SHORT PROBLEM: Each record is to be printed again precisely as it reads.

Extracted data entries
━━━
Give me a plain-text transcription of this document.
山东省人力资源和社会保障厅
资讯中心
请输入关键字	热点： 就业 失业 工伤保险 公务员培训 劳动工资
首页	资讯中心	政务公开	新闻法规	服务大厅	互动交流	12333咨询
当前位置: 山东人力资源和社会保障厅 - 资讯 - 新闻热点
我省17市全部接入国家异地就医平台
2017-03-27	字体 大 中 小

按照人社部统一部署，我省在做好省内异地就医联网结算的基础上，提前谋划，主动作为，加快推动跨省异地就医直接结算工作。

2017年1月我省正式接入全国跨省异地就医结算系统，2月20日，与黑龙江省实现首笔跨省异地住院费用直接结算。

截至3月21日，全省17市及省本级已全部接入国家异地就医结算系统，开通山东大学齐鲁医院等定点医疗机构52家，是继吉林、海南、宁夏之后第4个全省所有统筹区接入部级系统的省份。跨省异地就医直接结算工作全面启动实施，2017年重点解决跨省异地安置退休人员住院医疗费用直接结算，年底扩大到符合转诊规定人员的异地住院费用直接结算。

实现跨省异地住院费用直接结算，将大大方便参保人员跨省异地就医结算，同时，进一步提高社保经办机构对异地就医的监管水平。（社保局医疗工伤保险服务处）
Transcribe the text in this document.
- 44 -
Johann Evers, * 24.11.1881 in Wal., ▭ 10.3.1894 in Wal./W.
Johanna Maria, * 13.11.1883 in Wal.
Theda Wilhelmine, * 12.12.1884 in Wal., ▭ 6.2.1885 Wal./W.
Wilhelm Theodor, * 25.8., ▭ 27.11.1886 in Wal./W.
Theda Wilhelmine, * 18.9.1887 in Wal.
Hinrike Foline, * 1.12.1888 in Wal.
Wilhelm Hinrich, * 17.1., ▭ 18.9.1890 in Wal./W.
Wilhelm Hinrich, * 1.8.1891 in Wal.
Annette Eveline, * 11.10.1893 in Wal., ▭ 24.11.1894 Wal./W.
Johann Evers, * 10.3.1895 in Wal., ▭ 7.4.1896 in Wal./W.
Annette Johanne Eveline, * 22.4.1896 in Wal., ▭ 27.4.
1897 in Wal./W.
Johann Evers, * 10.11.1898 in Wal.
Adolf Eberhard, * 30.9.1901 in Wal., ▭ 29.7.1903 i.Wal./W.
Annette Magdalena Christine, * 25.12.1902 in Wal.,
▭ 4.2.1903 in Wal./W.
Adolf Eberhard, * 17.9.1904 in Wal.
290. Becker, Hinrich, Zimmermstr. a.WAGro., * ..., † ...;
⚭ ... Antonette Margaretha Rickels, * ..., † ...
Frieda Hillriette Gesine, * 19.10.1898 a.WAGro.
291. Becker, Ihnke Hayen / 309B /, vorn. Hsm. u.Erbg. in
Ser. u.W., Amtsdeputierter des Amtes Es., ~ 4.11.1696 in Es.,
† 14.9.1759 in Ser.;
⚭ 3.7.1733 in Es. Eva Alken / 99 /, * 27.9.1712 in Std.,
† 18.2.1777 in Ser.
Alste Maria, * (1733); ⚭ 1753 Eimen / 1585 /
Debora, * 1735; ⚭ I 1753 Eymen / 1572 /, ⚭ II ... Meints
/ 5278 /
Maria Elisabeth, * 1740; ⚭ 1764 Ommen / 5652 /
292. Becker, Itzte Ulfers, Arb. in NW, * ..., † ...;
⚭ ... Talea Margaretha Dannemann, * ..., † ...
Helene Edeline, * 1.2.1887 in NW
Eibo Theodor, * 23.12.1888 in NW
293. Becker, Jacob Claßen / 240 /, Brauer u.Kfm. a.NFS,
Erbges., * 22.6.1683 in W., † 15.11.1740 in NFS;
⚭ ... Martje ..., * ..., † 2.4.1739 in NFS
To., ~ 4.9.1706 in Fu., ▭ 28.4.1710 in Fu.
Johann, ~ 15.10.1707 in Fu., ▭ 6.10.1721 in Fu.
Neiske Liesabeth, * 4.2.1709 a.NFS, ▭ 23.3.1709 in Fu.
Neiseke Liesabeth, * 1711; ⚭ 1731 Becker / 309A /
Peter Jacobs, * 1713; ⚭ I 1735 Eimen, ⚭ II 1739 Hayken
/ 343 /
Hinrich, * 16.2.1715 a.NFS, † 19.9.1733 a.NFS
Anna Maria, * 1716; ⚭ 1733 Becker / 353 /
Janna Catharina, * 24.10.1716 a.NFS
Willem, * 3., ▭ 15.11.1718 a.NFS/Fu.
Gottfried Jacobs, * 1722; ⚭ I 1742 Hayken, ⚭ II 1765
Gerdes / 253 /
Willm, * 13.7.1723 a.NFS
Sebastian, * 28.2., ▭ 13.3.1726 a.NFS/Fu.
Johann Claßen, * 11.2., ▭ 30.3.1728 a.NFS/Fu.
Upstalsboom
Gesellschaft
━━━
OUTPUT:
Give me a plain-text transcription of this document.
山东省人力资源和社会保障厅
资讯中心
请输入关键字	热点： 就业 失业 工伤保险 公务员培训 劳动工资
首页	资讯中心	政务公开	新闻法规	服务大厅	互动交流	12333咨询
当前位置: 山东人力资源和社会保障厅 - 资讯 - 新闻热点
我省17市全部接入国家异地就医平台
2017-03-27	字体 大 中 小

按照人社部统一部署，我省在做好省内异地就医联网结算的基础上，提前谋划，主动作为，加快推动跨省异地就医直接结算工作。

2017年1月我省正式接入全国跨省异地就医结算系统，2月20日，与黑龙江省实现首笔跨省异地住院费用直接结算。

截至3月21日，全省17市及省本级已全部接入国家异地就医结算系统，开通山东大学齐鲁医院等定点医疗机构52家，是继吉林、海南、宁夏之后第4个全省所有统筹区接入部级系统的省份。跨省异地就医直接结算工作全面启动实施，2017年重点解决跨省异地安置退休人员住院医疗费用直接结算，年底扩大到符合转诊规定人员的异地住院费用直接结算。

实现跨省异地住院费用直接结算，将大大方便参保人员跨省异地就医结算，同时，进一步提高社保经办机构对异地就医的监管水平。（社保局医疗工伤保险服务处）
Transcribe the text in this document.
- 44 -
Johann Evers, * 24.11.1881 in Wal., ▭ 10.3.1894 in Wal./W.
Johanna Maria, * 13.11.1883 in Wal.
Theda Wilhelmine, * 12.12.1884 in Wal., ▭ 6.2.1885 Wal./W.
Wilhelm Theodor, * 25.8., ▭ 27.11.1886 in Wal./W.
Theda Wilhelmine, * 18.9.1887 in Wal.
Hinrike Foline, * 1.12.1888 in Wal.
Wilhelm Hinrich, * 17.1., ▭ 18.9.1890 in Wal./W.
Wilhelm Hinrich, * 1.8.1891 in Wal.
Annette Eveline, * 11.10.1893 in Wal., ▭ 24.11.1894 Wal./W.
Johann Evers, * 10.3.1895 in Wal., ▭ 7.4.1896 in Wal./W.
Annette Johanne Eveline, * 22.4.1896 in Wal., ▭ 27.4.
1897 in Wal./W.
Johann Evers, * 10.11.1898 in Wal.
Adolf Eberhard, * 30.9.1901 in Wal., ▭ 29.7.1903 i.Wal./W.
Annette Magdalena Christine, * 25.12.1902 in Wal.,
▭ 4.2.1903 in Wal./W.
Adolf Eberhard, * 17.9.1904 in Wal.
290. Becker, Hinrich, Zimmermstr. a.WAGro., * ..., † ...;
⚭ ... Antonette Margaretha Rickels, * ..., † ...
Frieda Hillriette Gesine, * 19.10.1898 a.WAGro.
291. Becker, Ihnke Hayen / 309B /, vorn. Hsm. u.Erbg. in
Ser. u.W., Amtsdeputierter des Amtes Es., ~ 4.11.1696 in Es.,
† 14.9.1759 in Ser.;
⚭ 3.7.1733 in Es. Eva Alken / 99 /, * 27.9.1712 in Std.,
† 18.2.1777 in Ser.
Alste Maria, * (1733); ⚭ 1753 Eimen / 1585 /
Debora, * 1735; ⚭ I 1753 Eymen / 1572 /, ⚭ II ... Meints
/ 5278 /
Maria Elisabeth, * 1740; ⚭ 1764 Ommen / 5652 /
292. Becker, Itzte Ulfers, Arb. in NW, * ..., † ...;
⚭ ... Talea Margaretha Dannemann, * ..., † ...
Helene Edeline, * 1.2.1887 in NW
Eibo Theodor, * 23.12.1888 in NW
293. Becker, Jacob Claßen / 240 /, Brauer u.Kfm. a.NFS,
Erbges., * 22.6.1683 in W., † 15.11.1740 in NFS;
⚭ ... Martje ..., * ..., † 2.4.1739 in NFS
To., ~ 4.9.1706 in Fu., ▭ 28.4.1710 in Fu.
Johann, ~ 15.10.1707 in Fu., ▭ 6.10.1721 in Fu.
Neiske Liesabeth, * 4.2.1709 a.NFS, ▭ 23.3.1709 in Fu.
Neiseke Liesabeth, * 1711; ⚭ 1731 Becker / 309A /
Peter Jacobs, * 1713; ⚭ I 1735 Eimen, ⚭ II 1739 Hayken
/ 343 /
Hinrich, * 16.2.1715 a.NFS, † 19.9.1733 a.NFS
Anna Maria, * 1716; ⚭ 1733 Becker / 353 /
Janna Catharina, * 24.10.1716 a.NFS
Willem, * 3., ▭ 15.11.1718 a.NFS/Fu.
Gottfried Jacobs, * 1722; ⚭ I 1742 Hayken, ⚭ II 1765
Gerdes / 253 /
Willm, * 13.7.1723 a.NFS
Sebastian, * 28.2., ▭ 13.3.1726 a.NFS/Fu.
Johann Claßen, * 11.2., ▭ 30.3.1728 a.NFS/Fu.
Upstalsboom
Gesellschaft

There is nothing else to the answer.